* [INSTRUCTION]:
Note each line of the listing that contains the string "food", and copy it.

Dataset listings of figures
····················

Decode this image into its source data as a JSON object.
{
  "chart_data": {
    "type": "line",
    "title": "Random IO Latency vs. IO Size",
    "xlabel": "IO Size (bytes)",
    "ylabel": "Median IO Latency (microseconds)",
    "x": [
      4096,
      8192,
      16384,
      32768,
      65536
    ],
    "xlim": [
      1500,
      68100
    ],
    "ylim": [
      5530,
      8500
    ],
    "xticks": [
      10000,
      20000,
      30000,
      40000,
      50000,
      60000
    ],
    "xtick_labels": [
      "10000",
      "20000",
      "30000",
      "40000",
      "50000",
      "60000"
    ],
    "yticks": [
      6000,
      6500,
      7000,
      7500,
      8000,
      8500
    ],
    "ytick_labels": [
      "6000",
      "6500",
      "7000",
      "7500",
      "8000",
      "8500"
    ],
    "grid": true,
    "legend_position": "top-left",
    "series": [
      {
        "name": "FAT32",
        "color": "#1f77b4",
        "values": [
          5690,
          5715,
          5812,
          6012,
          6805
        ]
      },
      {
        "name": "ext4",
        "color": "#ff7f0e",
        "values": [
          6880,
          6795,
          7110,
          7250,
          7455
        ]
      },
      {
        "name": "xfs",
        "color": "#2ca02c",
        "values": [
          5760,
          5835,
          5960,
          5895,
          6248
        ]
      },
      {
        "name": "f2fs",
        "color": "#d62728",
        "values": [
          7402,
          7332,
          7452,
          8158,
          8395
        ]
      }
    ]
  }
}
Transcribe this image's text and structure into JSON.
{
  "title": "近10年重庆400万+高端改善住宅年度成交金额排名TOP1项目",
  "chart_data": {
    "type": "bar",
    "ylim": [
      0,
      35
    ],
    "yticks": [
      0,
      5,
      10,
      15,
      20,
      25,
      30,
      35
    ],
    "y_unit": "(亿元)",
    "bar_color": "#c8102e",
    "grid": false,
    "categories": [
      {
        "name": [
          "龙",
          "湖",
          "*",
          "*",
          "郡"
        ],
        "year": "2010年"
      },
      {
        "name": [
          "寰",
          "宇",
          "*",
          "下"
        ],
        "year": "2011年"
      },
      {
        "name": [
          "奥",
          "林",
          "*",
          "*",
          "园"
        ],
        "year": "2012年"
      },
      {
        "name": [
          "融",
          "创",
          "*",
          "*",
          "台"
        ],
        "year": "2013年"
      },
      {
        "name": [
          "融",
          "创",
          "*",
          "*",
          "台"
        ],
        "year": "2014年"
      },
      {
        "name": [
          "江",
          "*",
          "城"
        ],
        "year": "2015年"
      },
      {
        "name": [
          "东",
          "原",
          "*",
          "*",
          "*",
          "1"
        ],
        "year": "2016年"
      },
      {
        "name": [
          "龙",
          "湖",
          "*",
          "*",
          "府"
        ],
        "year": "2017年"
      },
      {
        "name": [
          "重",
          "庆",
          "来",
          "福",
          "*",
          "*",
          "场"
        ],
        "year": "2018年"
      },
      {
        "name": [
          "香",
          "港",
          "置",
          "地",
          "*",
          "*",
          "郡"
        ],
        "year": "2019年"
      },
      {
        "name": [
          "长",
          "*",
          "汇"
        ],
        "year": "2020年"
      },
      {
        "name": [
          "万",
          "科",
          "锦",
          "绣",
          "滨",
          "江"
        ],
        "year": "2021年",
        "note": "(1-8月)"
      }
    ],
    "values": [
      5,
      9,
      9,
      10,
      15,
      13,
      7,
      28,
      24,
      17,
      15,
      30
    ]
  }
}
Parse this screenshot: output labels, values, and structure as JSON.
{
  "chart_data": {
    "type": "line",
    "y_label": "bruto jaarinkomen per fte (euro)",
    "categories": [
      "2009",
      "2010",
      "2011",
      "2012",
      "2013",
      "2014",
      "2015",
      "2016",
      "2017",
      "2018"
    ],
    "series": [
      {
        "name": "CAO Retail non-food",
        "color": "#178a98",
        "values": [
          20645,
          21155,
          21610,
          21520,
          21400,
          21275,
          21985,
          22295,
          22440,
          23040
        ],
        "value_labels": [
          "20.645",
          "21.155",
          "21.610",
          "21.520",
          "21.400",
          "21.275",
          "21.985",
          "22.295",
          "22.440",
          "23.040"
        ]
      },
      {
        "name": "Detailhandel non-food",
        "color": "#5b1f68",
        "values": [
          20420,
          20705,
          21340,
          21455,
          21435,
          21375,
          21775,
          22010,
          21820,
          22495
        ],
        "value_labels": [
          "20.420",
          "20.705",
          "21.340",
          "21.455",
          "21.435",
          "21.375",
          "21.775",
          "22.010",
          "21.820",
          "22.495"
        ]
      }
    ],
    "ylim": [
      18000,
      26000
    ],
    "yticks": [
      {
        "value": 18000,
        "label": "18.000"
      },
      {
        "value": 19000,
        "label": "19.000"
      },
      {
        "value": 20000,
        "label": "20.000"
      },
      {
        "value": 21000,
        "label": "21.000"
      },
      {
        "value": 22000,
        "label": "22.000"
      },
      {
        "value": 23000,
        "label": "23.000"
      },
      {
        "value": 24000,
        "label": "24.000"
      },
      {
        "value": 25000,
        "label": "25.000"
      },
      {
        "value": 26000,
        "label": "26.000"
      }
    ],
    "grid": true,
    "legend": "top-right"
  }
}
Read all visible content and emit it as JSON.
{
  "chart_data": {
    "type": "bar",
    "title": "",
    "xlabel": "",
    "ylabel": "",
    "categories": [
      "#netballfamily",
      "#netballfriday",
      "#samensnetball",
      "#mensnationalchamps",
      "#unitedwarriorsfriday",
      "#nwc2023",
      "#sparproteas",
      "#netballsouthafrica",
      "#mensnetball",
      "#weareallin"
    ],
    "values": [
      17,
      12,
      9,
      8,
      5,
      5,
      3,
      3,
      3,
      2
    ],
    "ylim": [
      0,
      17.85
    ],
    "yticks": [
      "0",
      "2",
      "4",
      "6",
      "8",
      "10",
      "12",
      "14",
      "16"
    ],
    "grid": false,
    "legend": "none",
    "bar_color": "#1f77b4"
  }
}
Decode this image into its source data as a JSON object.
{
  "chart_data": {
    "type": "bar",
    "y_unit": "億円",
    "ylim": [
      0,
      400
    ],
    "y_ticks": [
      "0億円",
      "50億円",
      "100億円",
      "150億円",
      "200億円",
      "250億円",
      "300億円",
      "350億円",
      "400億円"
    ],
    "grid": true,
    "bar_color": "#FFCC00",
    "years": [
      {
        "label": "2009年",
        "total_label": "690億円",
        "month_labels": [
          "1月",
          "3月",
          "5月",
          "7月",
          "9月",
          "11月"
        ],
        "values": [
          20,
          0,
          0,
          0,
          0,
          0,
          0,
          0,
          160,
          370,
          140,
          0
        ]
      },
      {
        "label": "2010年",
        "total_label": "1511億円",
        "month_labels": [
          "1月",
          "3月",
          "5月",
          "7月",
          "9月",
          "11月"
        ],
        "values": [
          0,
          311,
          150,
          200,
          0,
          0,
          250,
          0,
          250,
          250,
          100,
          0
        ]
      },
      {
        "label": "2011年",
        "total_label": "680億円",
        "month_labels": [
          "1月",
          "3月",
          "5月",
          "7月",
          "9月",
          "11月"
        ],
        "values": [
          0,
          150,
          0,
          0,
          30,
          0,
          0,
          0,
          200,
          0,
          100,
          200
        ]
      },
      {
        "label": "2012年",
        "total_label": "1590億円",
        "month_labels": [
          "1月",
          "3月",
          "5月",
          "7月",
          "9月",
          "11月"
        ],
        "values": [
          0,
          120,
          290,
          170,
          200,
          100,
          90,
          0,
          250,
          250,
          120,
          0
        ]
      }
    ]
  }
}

····················

* [TASK RESULT]:
        "name": "CAO Retail non-food",
        "name": "Detailhandel non-food",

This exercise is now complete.